(Data excerpts)
□ □ □ □ □

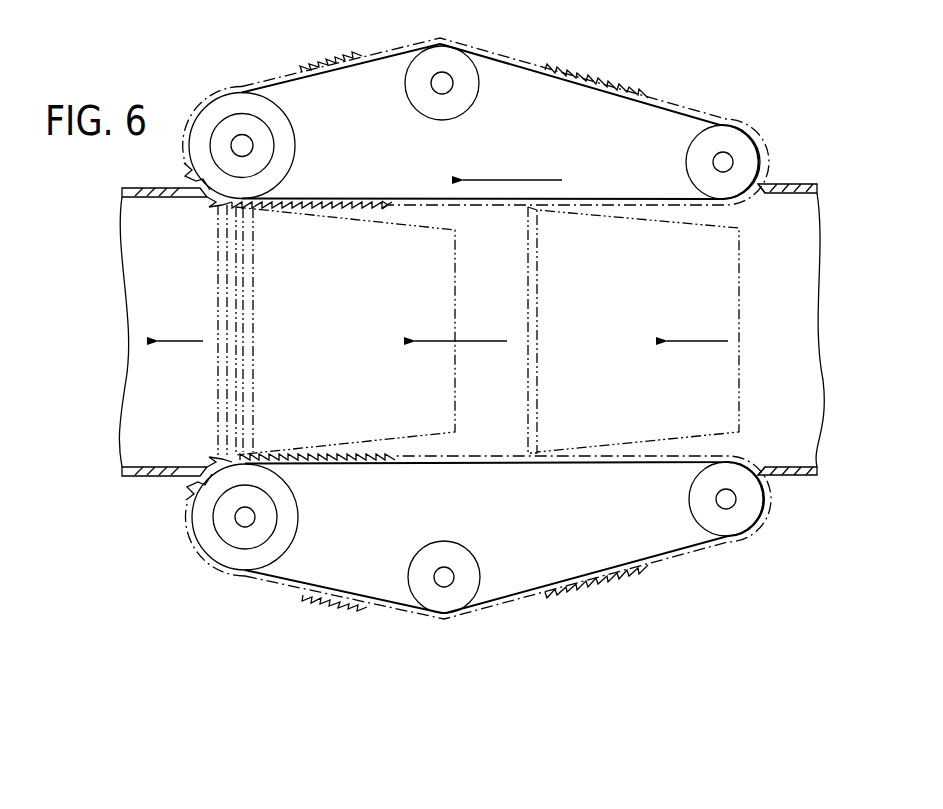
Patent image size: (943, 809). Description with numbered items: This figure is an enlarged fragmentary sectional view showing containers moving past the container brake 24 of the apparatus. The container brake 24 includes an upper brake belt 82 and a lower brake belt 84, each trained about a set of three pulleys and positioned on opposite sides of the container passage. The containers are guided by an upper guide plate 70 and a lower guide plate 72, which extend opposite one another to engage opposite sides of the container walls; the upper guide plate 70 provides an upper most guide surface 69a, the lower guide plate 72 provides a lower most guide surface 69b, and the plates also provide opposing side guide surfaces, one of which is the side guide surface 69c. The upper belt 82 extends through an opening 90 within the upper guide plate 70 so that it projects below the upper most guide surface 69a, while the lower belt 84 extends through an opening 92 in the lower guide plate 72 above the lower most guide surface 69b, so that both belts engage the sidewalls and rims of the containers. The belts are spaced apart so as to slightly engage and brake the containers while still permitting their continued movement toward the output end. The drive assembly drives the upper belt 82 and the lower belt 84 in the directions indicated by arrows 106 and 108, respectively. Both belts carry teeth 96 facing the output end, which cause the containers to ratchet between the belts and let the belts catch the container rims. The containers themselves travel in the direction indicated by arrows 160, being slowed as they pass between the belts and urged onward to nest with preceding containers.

The container brake 24 is at (443, 40).
The upper brake belt 82 is at (617, 88).
The lower brake belt 84 is at (573, 590).
The arrow 106 is at (516, 177).
The arrow 108 is at (465, 483).
The upper guide plate 70 is at (805, 186).
The lower guide plate 72 is at (800, 478).
The opening 90 is at (775, 185).
The opening 92 is at (776, 476).
The teeth 96 is at (213, 200).
The upper most guide surface 69a is at (790, 193).
The lower most guide surface 69b is at (800, 467).
The side guide surface 69c is at (800, 320).
The arrow 160 is at (190, 340).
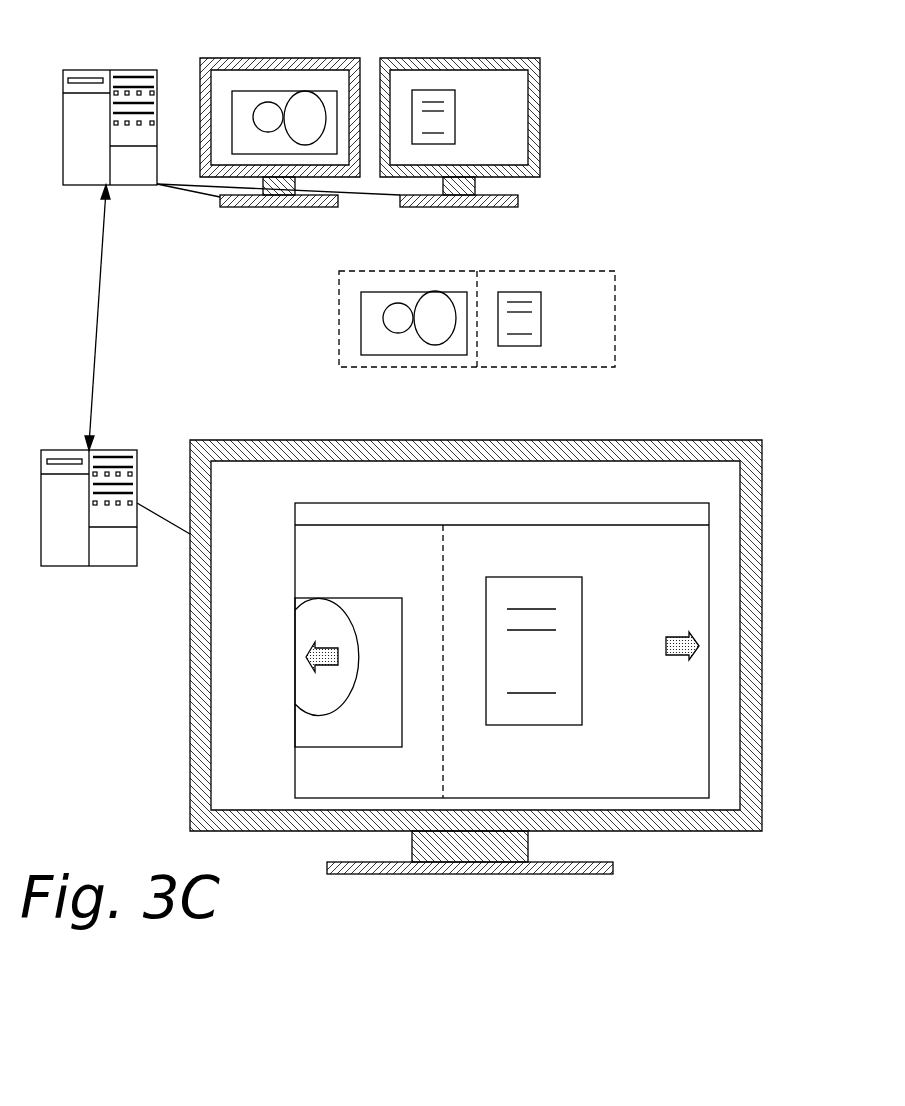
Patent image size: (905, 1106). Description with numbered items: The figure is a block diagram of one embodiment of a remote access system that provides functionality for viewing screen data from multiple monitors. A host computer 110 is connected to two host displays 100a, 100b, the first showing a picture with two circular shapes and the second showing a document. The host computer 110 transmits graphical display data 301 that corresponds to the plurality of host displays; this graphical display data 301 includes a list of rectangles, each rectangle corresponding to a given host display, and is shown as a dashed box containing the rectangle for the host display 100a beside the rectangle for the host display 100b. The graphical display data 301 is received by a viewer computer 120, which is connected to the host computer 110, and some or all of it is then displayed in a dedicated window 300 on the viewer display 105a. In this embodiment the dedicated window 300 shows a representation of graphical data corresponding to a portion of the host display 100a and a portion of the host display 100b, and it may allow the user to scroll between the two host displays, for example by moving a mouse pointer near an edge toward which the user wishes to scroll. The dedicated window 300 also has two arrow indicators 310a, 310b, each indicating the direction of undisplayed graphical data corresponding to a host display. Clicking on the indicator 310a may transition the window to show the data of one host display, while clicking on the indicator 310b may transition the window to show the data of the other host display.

The host computer 110 is at (216, 101).
The host display 100a is at (280, 106).
The host display 100b is at (460, 106).
The graphical display data 301 is at (625, 329).
The viewer computer 120 is at (101, 546).
The viewer display 105a is at (476, 688).
The dedicated window 300 is at (360, 503).
The indicator 310a is at (307, 642).
The indicator 310b is at (677, 630).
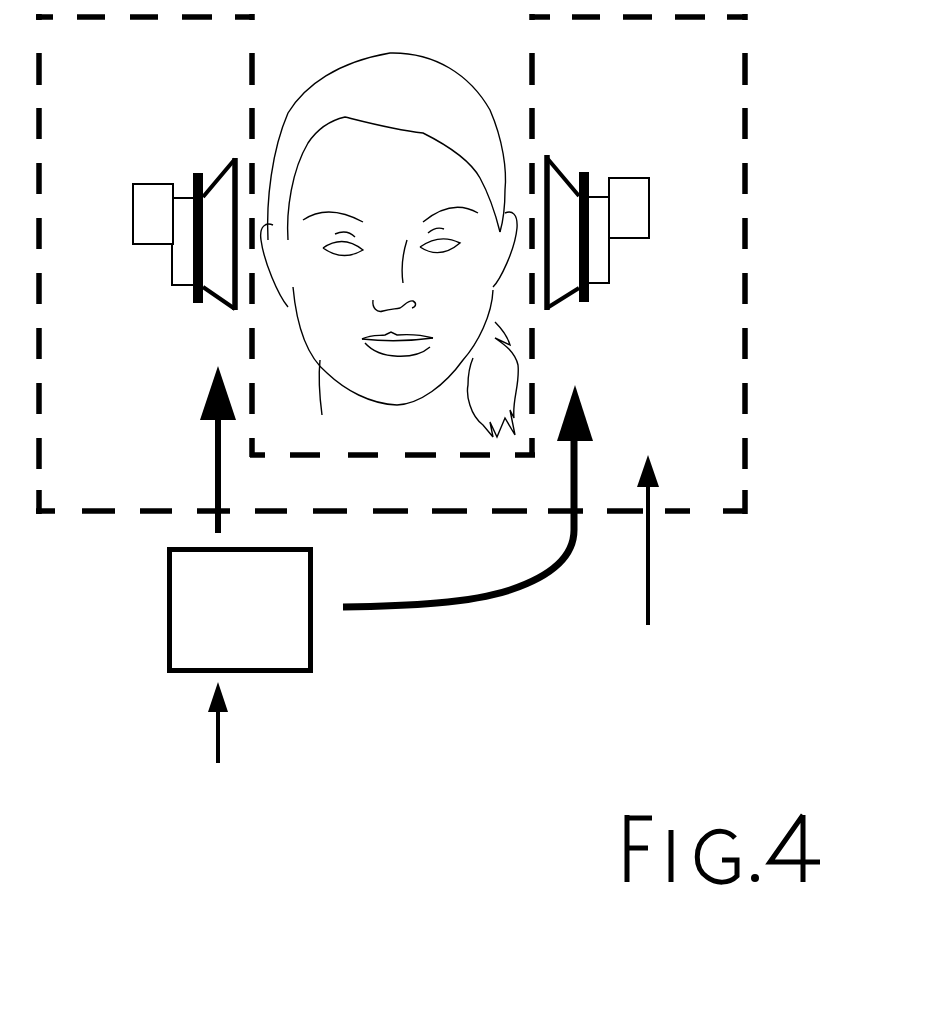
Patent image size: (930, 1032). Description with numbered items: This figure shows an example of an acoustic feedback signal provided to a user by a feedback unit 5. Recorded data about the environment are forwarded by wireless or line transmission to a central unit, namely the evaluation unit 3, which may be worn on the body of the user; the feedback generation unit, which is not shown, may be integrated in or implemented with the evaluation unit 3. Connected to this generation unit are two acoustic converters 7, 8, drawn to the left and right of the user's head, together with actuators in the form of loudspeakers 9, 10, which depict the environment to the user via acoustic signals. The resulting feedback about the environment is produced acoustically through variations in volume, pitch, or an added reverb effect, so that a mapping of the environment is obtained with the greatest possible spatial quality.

The loudspeaker 10 is at (119, 213).
The acoustic converter 7 is at (195, 254).
The loudspeaker 9 is at (647, 205).
The acoustic converter 8 is at (578, 249).
The feedback unit 5 is at (657, 551).
The evaluation unit 3 is at (232, 729).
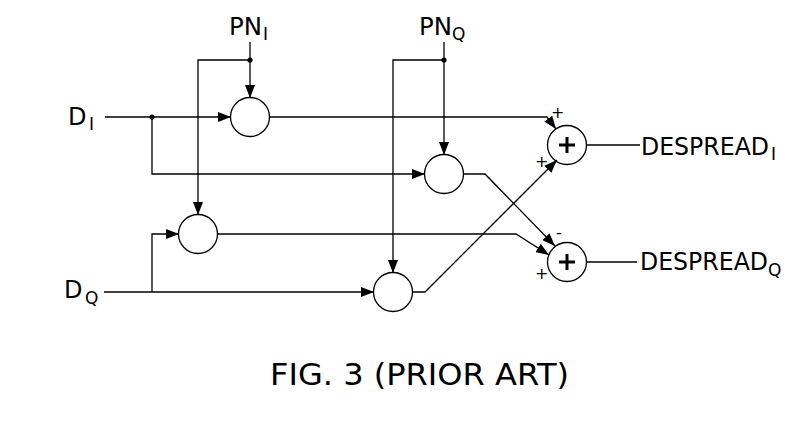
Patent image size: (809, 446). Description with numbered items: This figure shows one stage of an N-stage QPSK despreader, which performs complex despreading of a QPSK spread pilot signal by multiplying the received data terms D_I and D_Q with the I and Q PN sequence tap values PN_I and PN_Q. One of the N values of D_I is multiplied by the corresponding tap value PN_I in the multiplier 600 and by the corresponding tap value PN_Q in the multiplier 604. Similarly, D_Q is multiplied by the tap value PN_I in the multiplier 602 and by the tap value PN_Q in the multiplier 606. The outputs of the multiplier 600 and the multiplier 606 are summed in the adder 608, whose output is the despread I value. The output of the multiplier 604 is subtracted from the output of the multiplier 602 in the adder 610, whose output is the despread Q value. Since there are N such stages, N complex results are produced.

The multiplier 600 is at (265, 104).
The multiplier 602 is at (213, 221).
The multiplier 604 is at (459, 161).
The multiplier 606 is at (402, 274).
The adder 608 is at (578, 126).
The adder 610 is at (577, 243).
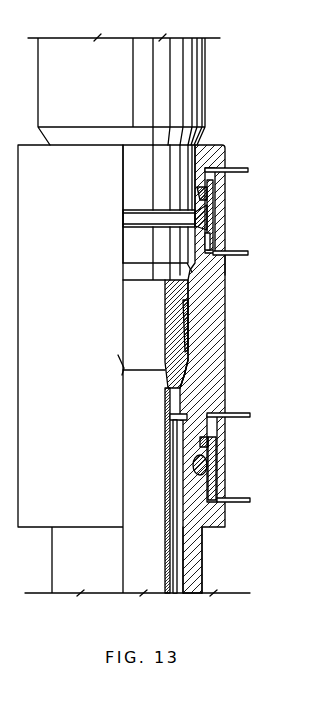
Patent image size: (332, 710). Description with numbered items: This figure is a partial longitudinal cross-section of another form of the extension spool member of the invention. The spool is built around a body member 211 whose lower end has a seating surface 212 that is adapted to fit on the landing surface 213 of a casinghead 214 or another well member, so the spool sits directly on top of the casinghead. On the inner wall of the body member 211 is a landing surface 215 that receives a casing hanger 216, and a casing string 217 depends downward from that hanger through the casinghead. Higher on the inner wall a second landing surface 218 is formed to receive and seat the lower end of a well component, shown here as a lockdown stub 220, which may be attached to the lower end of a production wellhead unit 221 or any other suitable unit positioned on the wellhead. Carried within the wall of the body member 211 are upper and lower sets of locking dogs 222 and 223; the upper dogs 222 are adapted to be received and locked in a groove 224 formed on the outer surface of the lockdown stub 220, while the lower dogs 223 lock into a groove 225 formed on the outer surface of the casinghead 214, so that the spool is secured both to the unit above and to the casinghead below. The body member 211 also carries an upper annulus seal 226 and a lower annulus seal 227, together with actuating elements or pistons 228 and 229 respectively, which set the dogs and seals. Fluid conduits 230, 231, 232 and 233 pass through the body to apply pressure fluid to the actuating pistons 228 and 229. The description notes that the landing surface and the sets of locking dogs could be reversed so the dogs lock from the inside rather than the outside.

The body member 211 is at (215, 350).
The seating surface 212 is at (176, 414).
The landing surface 213 is at (186, 418).
The casinghead 214 is at (197, 566).
The landing surface 215 is at (181, 388).
The casing hanger 216 is at (168, 317).
The casing string 217 is at (166, 503).
The second landing surface 218 is at (183, 262).
The lockdown stub 220 is at (132, 180).
The production wellhead unit 221 is at (85, 83).
The upper set of locking dogs 222 is at (212, 226).
The lower set of locking dogs 223 is at (212, 470).
The groove 224 is at (140, 218).
The groove 225 is at (194, 465).
The upper annulus seal 226 is at (207, 196).
The lower annulus seal 227 is at (216, 452).
The actuating piston 228 is at (224, 252).
The actuating piston 229 is at (208, 441).
The fluid conduit 230 is at (237, 168).
The fluid conduit 231 is at (237, 258).
The fluid conduit 232 is at (238, 413).
The fluid conduit 233 is at (238, 502).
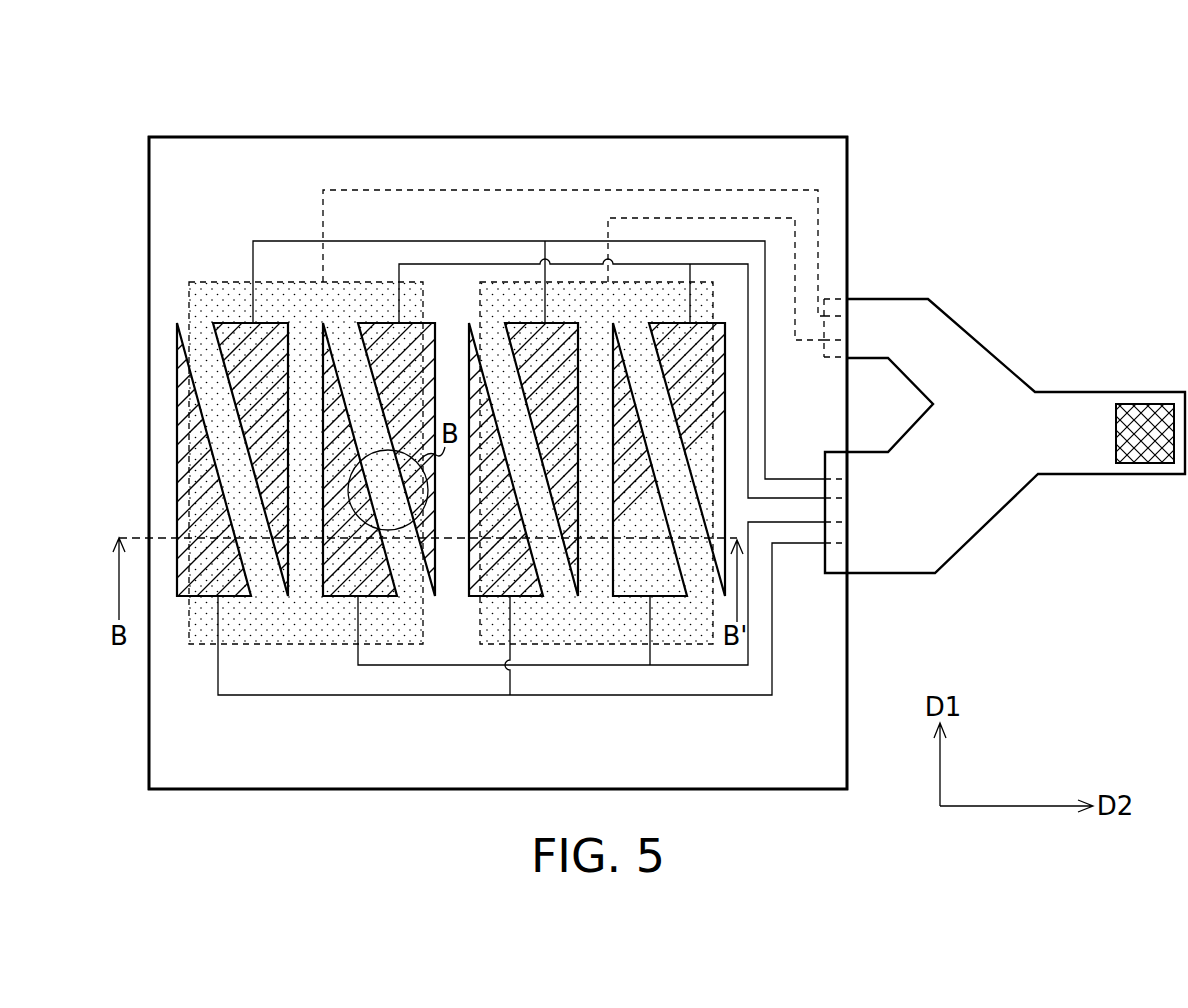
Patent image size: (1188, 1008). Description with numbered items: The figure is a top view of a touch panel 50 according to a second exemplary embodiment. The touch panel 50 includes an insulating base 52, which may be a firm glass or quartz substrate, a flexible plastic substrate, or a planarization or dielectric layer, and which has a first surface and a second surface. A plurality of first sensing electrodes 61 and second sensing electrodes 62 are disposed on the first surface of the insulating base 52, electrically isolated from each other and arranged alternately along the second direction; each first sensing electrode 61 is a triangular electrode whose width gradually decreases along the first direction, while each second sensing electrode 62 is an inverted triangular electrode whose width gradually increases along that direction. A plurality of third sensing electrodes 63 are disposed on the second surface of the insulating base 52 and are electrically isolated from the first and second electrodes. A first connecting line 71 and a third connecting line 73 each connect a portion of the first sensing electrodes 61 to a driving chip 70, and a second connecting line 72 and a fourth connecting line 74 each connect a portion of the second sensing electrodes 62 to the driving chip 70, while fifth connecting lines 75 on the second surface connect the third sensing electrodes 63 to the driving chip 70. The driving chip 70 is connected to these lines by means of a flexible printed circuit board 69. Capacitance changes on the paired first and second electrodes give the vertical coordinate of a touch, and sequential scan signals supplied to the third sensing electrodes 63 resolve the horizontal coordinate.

The touch panel 50 is at (1098, 118).
The insulating base 52 is at (847, 182).
The first sensing electrode 61 is at (407, 460).
The second sensing electrode 62 is at (407, 460).
The third sensing electrode 63 is at (451, 463).
The flexible printed circuit board 69 is at (1068, 385).
The driving chip 70 is at (1146, 404).
The first connecting line 71 is at (702, 696).
The second connecting line 72 is at (767, 415).
The third connecting line 73 is at (748, 605).
The fourth connecting line 74 is at (748, 450).
The fifth connecting line 75 is at (322, 215).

□ □ □ □ □

» The problem: Put the lines of the data above into a numbered list, from the line with "Patent image size: (930, 1032)." to the line with "The evaluation unit 3 is at (232, 729).", leaving out blank lines and including nothing else.

» Exercise result:
1. Patent image size: (930, 1032). Description with numbered items: This figure shows an example of an acoustic feedback signal provided to a user by a feedback unit 5. Recorded data about the environment are forwarded by wireless or line transmission to a central unit, namely the evaluation unit 3, which may be worn on the body of the user; the feedback generation unit, which is not shown, may be integrated in or implemented with the evaluation unit 3. Connected to this generation unit are two acoustic converters 7, 8, drawn to the left and right of the user's head, together with actuators in the form of loudspeakers 9, 10, which depict the environment to the user via acoustic signals. The resulting feedback about the environment is produced acoustically through variations in volume, pitch, or an added reverb effect, so that a mapping of the environment is obtained with the greatest possible spatial quality.
2. The loudspeaker 10 is at (119, 213).
3. The acoustic converter 7 is at (195, 254).
4. The loudspeaker 9 is at (647, 205).
5. The acoustic converter 8 is at (578, 249).
6. The feedback unit 5 is at (657, 551).
7. The evaluation unit 3 is at (232, 729).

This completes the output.